'''
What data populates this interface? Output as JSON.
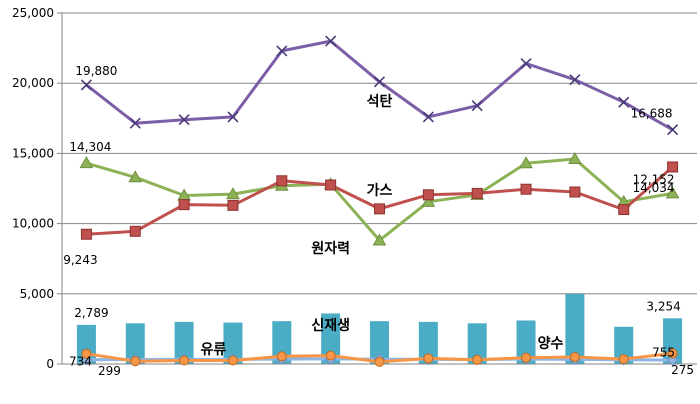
{
  "chart_data": {
    "type": "line",
    "title": "",
    "xlabel": "",
    "ylabel": "",
    "ylim": [
      0,
      25000
    ],
    "yticks": [
      0,
      5000,
      10000,
      15000,
      20000,
      25000
    ],
    "ytick_labels": [
      "0",
      "5,000",
      "10,000",
      "15,000",
      "20,000",
      "25,000"
    ],
    "grid": true,
    "legend": "none",
    "n_points": 13,
    "bar_series": {
      "name": "신재생",
      "type": "bar",
      "color": "#4bacc6",
      "values": [
        2789,
        2900,
        3000,
        2950,
        3050,
        3600,
        3050,
        3000,
        2900,
        3100,
        5000,
        2650,
        3254
      ]
    },
    "series": [
      {
        "name": "석탄",
        "marker": "x",
        "color": "#7b5ea7",
        "values": [
          19880,
          17150,
          17400,
          17600,
          22300,
          23000,
          20100,
          17600,
          18400,
          21400,
          20250,
          18650,
          16688
        ]
      },
      {
        "name": "가스",
        "marker": "triangle",
        "color": "#8db255",
        "values": [
          14304,
          13300,
          12000,
          12100,
          12700,
          12800,
          8800,
          11550,
          12050,
          14300,
          14600,
          11550,
          12152
        ]
      },
      {
        "name": "원자력",
        "marker": "square",
        "color": "#c0504d",
        "values": [
          9243,
          9450,
          11350,
          11300,
          13050,
          12750,
          11050,
          12050,
          12150,
          12450,
          12250,
          11000,
          14034
        ]
      },
      {
        "name": "유류",
        "marker": "diamond",
        "color": "#8eb4e3",
        "values": [
          299,
          320,
          330,
          330,
          350,
          360,
          340,
          330,
          320,
          350,
          330,
          300,
          275
        ]
      },
      {
        "name": "양수",
        "marker": "circle",
        "color": "#f79646",
        "values": [
          734,
          200,
          250,
          250,
          550,
          600,
          150,
          400,
          300,
          450,
          500,
          350,
          755
        ]
      }
    ],
    "data_labels": [
      {
        "text": "19,880",
        "series": "석탄",
        "index": 0
      },
      {
        "text": "16,688",
        "series": "석탄",
        "index": 12
      },
      {
        "text": "14,304",
        "series": "가스",
        "index": 0
      },
      {
        "text": "12,152",
        "series": "가스",
        "index": 12
      },
      {
        "text": "9,243",
        "series": "원자력",
        "index": 0
      },
      {
        "text": "14,034",
        "series": "원자력",
        "index": 12
      },
      {
        "text": "2,789",
        "series": "신재생",
        "index": 0
      },
      {
        "text": "3,254",
        "series": "신재생",
        "index": 12
      },
      {
        "text": "734",
        "series": "양수",
        "index": 0
      },
      {
        "text": "299",
        "series": "유류",
        "index": 0
      },
      {
        "text": "755",
        "series": "양수",
        "index": 12
      },
      {
        "text": "275",
        "series": "유류",
        "index": 12
      }
    ],
    "series_labels": [
      {
        "text": "석탄",
        "series": "석탄"
      },
      {
        "text": "가스",
        "series": "가스"
      },
      {
        "text": "원자력",
        "series": "원자력"
      },
      {
        "text": "신재생",
        "series": "신재생"
      },
      {
        "text": "유류",
        "series": "유류"
      },
      {
        "text": "양수",
        "series": "양수"
      }
    ],
    "colors": {
      "grid": "#868686",
      "axis": "#868686",
      "background": "#ffffff"
    }
  }
}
'''
THE PROBLEM:
Return each line of the data that contains the string "name".

ANSWER FOR THE TASK:
      "name": "신재생",
        "name": "석탄",
        "name": "가스",
        "name": "원자력",
        "name": "유류",
        "name": "양수",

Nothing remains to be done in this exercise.